» **Task statement**:
For each line below that contains the word "Rosario", make a copy.

· · · · ·

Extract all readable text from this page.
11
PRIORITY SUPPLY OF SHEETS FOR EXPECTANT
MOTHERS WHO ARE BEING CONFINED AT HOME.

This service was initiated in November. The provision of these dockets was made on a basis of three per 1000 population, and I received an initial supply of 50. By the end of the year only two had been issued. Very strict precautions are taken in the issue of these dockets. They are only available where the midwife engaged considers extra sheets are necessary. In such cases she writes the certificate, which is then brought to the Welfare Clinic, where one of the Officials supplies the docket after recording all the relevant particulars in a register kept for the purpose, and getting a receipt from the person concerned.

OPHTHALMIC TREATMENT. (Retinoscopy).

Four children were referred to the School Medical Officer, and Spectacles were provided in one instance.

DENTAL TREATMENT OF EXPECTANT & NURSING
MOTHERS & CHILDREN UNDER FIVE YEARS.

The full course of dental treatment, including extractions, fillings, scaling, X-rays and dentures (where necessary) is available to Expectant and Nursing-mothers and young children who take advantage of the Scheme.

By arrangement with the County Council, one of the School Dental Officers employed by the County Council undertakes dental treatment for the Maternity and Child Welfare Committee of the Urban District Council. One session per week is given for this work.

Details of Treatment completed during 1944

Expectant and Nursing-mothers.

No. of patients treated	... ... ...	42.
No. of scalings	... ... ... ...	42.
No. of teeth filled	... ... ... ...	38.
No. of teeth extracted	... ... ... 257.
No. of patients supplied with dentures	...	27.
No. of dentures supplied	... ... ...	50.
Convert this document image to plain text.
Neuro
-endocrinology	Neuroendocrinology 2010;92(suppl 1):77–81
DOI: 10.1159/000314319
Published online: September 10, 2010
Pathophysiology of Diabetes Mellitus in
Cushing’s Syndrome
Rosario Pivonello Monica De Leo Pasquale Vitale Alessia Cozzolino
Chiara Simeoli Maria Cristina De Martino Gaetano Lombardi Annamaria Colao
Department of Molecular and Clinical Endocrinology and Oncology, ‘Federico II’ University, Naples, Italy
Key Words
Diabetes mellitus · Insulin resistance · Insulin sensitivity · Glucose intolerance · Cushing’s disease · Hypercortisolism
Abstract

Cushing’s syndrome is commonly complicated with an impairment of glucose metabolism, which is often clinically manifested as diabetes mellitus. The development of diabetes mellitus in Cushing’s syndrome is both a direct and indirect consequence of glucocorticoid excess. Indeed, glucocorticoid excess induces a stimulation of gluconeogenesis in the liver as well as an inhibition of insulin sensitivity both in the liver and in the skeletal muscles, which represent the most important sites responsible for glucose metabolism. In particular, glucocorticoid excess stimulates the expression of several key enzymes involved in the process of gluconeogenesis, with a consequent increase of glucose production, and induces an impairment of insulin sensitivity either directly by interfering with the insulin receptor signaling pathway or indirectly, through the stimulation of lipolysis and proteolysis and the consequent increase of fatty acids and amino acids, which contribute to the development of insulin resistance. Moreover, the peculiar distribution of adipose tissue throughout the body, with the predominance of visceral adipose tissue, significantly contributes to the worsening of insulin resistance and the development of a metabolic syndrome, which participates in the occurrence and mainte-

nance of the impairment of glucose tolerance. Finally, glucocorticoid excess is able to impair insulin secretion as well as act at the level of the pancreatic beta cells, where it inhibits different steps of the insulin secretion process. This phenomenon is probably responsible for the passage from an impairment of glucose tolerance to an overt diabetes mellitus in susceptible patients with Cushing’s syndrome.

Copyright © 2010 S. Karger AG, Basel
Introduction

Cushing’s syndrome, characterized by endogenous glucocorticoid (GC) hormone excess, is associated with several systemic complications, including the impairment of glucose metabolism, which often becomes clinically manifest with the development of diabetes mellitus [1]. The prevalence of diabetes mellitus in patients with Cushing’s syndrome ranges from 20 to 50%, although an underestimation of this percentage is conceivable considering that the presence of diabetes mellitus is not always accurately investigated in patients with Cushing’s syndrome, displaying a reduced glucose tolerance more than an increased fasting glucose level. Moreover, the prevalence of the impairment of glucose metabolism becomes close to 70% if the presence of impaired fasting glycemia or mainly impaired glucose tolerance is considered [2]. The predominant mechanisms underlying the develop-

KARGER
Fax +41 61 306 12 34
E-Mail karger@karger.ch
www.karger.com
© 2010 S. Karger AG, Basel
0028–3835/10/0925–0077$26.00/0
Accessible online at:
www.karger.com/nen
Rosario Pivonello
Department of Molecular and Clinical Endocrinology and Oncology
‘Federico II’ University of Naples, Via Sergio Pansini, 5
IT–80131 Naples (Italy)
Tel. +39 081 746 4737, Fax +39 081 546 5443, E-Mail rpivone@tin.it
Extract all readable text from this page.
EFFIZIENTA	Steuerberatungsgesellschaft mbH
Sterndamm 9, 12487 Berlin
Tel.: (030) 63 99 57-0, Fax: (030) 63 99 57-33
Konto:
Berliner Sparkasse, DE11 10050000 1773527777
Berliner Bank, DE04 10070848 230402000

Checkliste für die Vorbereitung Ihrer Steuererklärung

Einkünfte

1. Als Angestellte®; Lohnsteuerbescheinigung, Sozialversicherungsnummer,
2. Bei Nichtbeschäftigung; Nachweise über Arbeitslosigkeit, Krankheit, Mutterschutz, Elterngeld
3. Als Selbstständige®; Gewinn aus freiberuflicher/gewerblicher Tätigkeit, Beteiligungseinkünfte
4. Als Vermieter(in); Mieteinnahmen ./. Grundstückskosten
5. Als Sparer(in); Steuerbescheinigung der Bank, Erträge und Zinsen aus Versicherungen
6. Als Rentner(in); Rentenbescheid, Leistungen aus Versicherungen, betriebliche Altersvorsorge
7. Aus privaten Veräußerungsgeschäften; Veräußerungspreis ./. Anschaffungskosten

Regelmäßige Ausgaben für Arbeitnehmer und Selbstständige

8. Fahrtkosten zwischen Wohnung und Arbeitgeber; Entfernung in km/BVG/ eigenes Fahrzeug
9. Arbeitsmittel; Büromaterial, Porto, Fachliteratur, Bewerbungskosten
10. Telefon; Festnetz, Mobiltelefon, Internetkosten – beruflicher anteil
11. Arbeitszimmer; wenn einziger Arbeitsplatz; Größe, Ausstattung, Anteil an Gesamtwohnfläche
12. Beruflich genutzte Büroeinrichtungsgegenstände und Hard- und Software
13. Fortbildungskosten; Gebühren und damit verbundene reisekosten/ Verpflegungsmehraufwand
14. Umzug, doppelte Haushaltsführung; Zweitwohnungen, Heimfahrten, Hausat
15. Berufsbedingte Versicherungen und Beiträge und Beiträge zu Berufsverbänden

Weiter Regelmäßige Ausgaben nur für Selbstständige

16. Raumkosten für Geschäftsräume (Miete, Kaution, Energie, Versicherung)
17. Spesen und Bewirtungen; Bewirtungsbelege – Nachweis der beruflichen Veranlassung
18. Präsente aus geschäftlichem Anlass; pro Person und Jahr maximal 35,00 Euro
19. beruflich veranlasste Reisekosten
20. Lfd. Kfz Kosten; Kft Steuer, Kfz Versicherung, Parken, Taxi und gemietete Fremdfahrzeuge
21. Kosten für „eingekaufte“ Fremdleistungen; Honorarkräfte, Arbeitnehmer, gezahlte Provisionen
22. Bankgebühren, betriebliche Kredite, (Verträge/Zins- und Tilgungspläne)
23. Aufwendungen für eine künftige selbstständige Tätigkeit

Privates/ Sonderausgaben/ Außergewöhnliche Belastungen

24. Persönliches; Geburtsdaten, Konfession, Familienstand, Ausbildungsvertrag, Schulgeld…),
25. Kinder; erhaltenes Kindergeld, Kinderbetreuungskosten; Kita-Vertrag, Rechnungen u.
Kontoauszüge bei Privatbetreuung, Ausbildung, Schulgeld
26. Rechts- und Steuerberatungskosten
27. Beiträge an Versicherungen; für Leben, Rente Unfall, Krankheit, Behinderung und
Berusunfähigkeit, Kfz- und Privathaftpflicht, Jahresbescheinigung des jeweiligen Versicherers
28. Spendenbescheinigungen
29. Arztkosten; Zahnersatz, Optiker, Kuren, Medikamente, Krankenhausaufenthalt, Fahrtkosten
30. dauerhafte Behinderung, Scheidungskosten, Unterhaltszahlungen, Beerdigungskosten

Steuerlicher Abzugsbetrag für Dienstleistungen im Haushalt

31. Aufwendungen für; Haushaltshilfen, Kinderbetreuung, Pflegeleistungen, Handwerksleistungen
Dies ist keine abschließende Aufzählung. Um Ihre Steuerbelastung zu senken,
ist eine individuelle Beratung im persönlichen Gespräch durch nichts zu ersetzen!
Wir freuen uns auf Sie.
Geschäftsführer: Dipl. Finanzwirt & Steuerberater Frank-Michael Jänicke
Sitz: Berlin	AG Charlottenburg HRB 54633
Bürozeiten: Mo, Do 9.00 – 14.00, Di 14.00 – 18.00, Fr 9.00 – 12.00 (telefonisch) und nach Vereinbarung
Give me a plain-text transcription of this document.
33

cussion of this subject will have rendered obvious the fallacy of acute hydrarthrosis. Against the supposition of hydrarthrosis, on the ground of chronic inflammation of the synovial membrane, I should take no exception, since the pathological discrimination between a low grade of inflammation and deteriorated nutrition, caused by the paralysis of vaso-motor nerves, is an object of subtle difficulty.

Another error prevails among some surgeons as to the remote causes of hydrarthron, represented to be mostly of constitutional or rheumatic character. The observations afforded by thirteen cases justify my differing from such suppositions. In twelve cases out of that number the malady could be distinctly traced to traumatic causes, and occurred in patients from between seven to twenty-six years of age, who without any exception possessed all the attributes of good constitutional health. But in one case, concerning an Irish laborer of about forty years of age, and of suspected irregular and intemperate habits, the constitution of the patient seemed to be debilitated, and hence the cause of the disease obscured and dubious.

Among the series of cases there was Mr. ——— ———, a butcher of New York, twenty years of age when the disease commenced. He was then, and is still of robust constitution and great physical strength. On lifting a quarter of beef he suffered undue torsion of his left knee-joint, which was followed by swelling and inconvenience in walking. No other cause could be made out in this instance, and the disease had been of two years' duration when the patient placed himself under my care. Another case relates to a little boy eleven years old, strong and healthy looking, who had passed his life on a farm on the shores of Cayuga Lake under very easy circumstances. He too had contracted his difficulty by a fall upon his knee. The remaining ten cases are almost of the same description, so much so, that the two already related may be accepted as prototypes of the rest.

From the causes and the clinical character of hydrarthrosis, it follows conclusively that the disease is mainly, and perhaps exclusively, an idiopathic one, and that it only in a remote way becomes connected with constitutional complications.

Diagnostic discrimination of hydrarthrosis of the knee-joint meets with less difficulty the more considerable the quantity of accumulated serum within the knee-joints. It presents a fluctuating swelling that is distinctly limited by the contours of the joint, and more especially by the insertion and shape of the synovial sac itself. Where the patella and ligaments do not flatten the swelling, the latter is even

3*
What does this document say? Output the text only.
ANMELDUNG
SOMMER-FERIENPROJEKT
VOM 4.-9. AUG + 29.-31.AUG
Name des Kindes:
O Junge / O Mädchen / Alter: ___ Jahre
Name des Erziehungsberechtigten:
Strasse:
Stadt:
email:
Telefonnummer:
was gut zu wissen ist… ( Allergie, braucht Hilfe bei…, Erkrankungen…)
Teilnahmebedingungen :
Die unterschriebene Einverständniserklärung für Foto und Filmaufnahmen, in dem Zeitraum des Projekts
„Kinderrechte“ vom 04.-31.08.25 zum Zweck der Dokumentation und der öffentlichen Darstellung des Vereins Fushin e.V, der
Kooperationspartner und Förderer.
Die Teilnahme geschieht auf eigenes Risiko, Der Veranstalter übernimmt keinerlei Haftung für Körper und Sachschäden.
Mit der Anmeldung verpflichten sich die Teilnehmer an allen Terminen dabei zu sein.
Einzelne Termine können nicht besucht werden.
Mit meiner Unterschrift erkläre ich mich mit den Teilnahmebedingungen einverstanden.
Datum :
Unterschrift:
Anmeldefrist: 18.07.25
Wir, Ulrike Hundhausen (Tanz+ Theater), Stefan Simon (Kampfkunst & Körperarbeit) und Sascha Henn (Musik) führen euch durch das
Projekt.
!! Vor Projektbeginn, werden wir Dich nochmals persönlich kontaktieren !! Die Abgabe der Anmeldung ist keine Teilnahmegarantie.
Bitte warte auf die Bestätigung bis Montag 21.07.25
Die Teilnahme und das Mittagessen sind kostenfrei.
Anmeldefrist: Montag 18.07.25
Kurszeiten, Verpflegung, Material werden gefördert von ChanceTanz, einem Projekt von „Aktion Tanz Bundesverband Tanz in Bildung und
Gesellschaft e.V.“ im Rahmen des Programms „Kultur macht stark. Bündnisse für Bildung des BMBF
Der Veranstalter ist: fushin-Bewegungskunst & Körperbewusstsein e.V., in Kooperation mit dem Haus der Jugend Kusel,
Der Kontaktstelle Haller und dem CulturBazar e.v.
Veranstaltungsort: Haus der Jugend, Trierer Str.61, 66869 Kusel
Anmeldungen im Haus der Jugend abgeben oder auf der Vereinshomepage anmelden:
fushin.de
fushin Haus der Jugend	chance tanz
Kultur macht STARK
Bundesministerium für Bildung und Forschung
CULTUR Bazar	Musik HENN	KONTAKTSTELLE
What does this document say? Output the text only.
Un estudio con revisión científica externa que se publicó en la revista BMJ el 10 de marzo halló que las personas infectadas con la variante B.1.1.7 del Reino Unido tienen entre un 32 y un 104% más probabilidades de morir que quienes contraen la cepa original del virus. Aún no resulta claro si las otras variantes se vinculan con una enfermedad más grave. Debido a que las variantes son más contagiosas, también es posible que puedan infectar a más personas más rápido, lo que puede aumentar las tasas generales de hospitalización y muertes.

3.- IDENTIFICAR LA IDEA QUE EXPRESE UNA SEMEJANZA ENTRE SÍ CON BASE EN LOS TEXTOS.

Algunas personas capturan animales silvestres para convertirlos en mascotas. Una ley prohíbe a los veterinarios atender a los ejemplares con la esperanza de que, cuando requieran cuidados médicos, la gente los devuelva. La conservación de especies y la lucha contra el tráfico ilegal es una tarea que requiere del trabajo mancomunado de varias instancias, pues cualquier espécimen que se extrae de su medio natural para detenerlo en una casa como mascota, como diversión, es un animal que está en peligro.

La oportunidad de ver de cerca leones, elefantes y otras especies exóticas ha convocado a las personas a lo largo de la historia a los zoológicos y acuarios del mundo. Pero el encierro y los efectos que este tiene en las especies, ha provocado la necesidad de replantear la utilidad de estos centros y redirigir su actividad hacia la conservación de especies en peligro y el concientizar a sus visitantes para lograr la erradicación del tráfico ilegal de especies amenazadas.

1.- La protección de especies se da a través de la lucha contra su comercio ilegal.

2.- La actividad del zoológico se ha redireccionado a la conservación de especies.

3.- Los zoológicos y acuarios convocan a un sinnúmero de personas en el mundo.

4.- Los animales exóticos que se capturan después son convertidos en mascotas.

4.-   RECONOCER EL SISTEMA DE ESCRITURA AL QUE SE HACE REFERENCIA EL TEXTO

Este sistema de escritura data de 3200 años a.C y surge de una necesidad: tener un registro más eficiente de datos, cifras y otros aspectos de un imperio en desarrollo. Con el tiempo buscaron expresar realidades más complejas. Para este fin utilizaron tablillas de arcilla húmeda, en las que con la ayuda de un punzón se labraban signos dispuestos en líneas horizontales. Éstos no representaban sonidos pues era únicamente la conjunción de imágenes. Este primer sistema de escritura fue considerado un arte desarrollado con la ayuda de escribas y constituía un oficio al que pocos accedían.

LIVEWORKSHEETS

· · · · ·

» **Response below**:
Rosario Pivonello Monica De Leo Pasquale Vitale Alessia Cozzolino
Rosario Pivonello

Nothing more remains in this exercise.